## begin PROVIDED RECORDS
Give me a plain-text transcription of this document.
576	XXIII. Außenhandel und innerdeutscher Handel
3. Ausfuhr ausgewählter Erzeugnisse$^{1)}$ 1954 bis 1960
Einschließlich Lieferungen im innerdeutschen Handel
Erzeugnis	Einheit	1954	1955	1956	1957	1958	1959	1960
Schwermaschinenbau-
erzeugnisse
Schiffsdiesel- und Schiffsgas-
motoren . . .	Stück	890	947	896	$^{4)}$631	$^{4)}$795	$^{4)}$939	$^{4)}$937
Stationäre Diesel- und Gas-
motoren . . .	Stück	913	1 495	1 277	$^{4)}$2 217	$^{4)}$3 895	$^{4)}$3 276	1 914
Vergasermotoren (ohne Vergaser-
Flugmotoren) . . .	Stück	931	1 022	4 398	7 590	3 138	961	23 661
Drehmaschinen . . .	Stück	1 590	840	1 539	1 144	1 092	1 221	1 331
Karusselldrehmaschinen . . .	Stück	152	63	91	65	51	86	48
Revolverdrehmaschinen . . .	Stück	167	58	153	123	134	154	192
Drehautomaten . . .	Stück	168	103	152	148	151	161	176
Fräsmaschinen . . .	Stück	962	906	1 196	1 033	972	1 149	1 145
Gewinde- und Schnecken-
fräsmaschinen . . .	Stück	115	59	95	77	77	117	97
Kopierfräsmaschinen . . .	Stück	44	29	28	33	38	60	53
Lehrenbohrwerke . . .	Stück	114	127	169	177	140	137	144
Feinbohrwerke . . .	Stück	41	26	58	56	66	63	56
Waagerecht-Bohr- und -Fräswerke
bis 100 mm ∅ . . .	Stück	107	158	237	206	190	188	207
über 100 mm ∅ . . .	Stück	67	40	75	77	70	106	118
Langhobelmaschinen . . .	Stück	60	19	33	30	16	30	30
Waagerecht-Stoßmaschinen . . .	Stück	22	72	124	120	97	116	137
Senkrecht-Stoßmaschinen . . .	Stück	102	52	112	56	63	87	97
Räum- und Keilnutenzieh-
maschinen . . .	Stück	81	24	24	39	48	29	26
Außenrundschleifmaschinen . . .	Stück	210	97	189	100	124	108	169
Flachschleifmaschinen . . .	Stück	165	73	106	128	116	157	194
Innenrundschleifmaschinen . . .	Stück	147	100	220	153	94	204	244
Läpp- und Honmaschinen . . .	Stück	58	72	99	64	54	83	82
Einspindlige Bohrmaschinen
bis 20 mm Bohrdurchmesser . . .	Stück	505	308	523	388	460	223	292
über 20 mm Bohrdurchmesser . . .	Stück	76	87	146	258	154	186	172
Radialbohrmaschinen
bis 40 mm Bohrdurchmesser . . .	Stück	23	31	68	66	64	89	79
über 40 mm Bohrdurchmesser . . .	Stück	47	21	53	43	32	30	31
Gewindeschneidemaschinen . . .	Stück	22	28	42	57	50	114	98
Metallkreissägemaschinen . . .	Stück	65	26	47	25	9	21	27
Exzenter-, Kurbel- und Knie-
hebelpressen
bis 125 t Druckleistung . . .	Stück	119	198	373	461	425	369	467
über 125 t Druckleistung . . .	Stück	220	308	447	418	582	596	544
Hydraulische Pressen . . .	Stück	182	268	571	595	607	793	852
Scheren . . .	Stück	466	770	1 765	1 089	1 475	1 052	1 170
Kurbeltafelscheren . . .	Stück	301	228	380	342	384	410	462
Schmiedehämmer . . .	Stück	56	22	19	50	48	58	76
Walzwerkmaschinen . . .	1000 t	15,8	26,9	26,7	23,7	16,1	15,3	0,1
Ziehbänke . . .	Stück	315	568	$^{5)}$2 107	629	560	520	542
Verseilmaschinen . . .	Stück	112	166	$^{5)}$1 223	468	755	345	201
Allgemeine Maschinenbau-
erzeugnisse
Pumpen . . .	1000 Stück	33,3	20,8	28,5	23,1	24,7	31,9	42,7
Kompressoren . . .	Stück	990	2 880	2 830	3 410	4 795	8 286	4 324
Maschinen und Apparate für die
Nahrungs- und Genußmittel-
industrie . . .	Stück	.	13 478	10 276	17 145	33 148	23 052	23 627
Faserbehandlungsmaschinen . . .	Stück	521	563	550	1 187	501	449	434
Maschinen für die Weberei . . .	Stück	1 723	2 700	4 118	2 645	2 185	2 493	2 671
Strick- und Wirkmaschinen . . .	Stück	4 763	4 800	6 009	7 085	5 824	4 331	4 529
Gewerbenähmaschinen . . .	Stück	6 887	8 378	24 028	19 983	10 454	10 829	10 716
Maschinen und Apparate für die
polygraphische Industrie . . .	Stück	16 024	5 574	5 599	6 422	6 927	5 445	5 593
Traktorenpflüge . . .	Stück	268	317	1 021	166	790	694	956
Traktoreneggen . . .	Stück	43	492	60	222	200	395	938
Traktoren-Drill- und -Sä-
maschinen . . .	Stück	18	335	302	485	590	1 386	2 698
## end PROVIDED RECORDS
▸ WHAT THIS TASK INVOLVES
Restate each record word for word.

▸ THE REPLY
Give me a plain-text transcription of this document.
576	XXIII. Außenhandel und innerdeutscher Handel
3. Ausfuhr ausgewählter Erzeugnisse$^{1)}$ 1954 bis 1960
Einschließlich Lieferungen im innerdeutschen Handel
Erzeugnis	Einheit	1954	1955	1956	1957	1958	1959	1960
Schwermaschinenbau-
erzeugnisse
Schiffsdiesel- und Schiffsgas-
motoren . . .	Stück	890	947	896	$^{4)}$631	$^{4)}$795	$^{4)}$939	$^{4)}$937
Stationäre Diesel- und Gas-
motoren . . .	Stück	913	1 495	1 277	$^{4)}$2 217	$^{4)}$3 895	$^{4)}$3 276	1 914
Vergasermotoren (ohne Vergaser-
Flugmotoren) . . .	Stück	931	1 022	4 398	7 590	3 138	961	23 661
Drehmaschinen . . .	Stück	1 590	840	1 539	1 144	1 092	1 221	1 331
Karusselldrehmaschinen . . .	Stück	152	63	91	65	51	86	48
Revolverdrehmaschinen . . .	Stück	167	58	153	123	134	154	192
Drehautomaten . . .	Stück	168	103	152	148	151	161	176
Fräsmaschinen . . .	Stück	962	906	1 196	1 033	972	1 149	1 145
Gewinde- und Schnecken-
fräsmaschinen . . .	Stück	115	59	95	77	77	117	97
Kopierfräsmaschinen . . .	Stück	44	29	28	33	38	60	53
Lehrenbohrwerke . . .	Stück	114	127	169	177	140	137	144
Feinbohrwerke . . .	Stück	41	26	58	56	66	63	56
Waagerecht-Bohr- und -Fräswerke
bis 100 mm ∅ . . .	Stück	107	158	237	206	190	188	207
über 100 mm ∅ . . .	Stück	67	40	75	77	70	106	118
Langhobelmaschinen . . .	Stück	60	19	33	30	16	30	30
Waagerecht-Stoßmaschinen . . .	Stück	22	72	124	120	97	116	137
Senkrecht-Stoßmaschinen . . .	Stück	102	52	112	56	63	87	97
Räum- und Keilnutenzieh-
maschinen . . .	Stück	81	24	24	39	48	29	26
Außenrundschleifmaschinen . . .	Stück	210	97	189	100	124	108	169
Flachschleifmaschinen . . .	Stück	165	73	106	128	116	157	194
Innenrundschleifmaschinen . . .	Stück	147	100	220	153	94	204	244
Läpp- und Honmaschinen . . .	Stück	58	72	99	64	54	83	82
Einspindlige Bohrmaschinen
bis 20 mm Bohrdurchmesser . . .	Stück	505	308	523	388	460	223	292
über 20 mm Bohrdurchmesser . . .	Stück	76	87	146	258	154	186	172
Radialbohrmaschinen
bis 40 mm Bohrdurchmesser . . .	Stück	23	31	68	66	64	89	79
über 40 mm Bohrdurchmesser . . .	Stück	47	21	53	43	32	30	31
Gewindeschneidemaschinen . . .	Stück	22	28	42	57	50	114	98
Metallkreissägemaschinen . . .	Stück	65	26	47	25	9	21	27
Exzenter-, Kurbel- und Knie-
hebelpressen
bis 125 t Druckleistung . . .	Stück	119	198	373	461	425	369	467
über 125 t Druckleistung . . .	Stück	220	308	447	418	582	596	544
Hydraulische Pressen . . .	Stück	182	268	571	595	607	793	852
Scheren . . .	Stück	466	770	1 765	1 089	1 475	1 052	1 170
Kurbeltafelscheren . . .	Stück	301	228	380	342	384	410	462
Schmiedehämmer . . .	Stück	56	22	19	50	48	58	76
Walzwerkmaschinen . . .	1000 t	15,8	26,9	26,7	23,7	16,1	15,3	0,1
Ziehbänke . . .	Stück	315	568	$^{5)}$2 107	629	560	520	542
Verseilmaschinen . . .	Stück	112	166	$^{5)}$1 223	468	755	345	201
Allgemeine Maschinenbau-
erzeugnisse
Pumpen . . .	1000 Stück	33,3	20,8	28,5	23,1	24,7	31,9	42,7
Kompressoren . . .	Stück	990	2 880	2 830	3 410	4 795	8 286	4 324
Maschinen und Apparate für die
Nahrungs- und Genußmittel-
industrie . . .	Stück	.	13 478	10 276	17 145	33 148	23 052	23 627
Faserbehandlungsmaschinen . . .	Stück	521	563	550	1 187	501	449	434
Maschinen für die Weberei . . .	Stück	1 723	2 700	4 118	2 645	2 185	2 493	2 671
Strick- und Wirkmaschinen . . .	Stück	4 763	4 800	6 009	7 085	5 824	4 331	4 529
Gewerbenähmaschinen . . .	Stück	6 887	8 378	24 028	19 983	10 454	10 829	10 716
Maschinen und Apparate für die
polygraphische Industrie . . .	Stück	16 024	5 574	5 599	6 422	6 927	5 445	5 593
Traktorenpflüge . . .	Stück	268	317	1 021	166	790	694	956
Traktoreneggen . . .	Stück	43	492	60	222	200	395	938
Traktoren-Drill- und -Sä-
maschinen . . .	Stück	18	335	302	485	590	1 386	2 698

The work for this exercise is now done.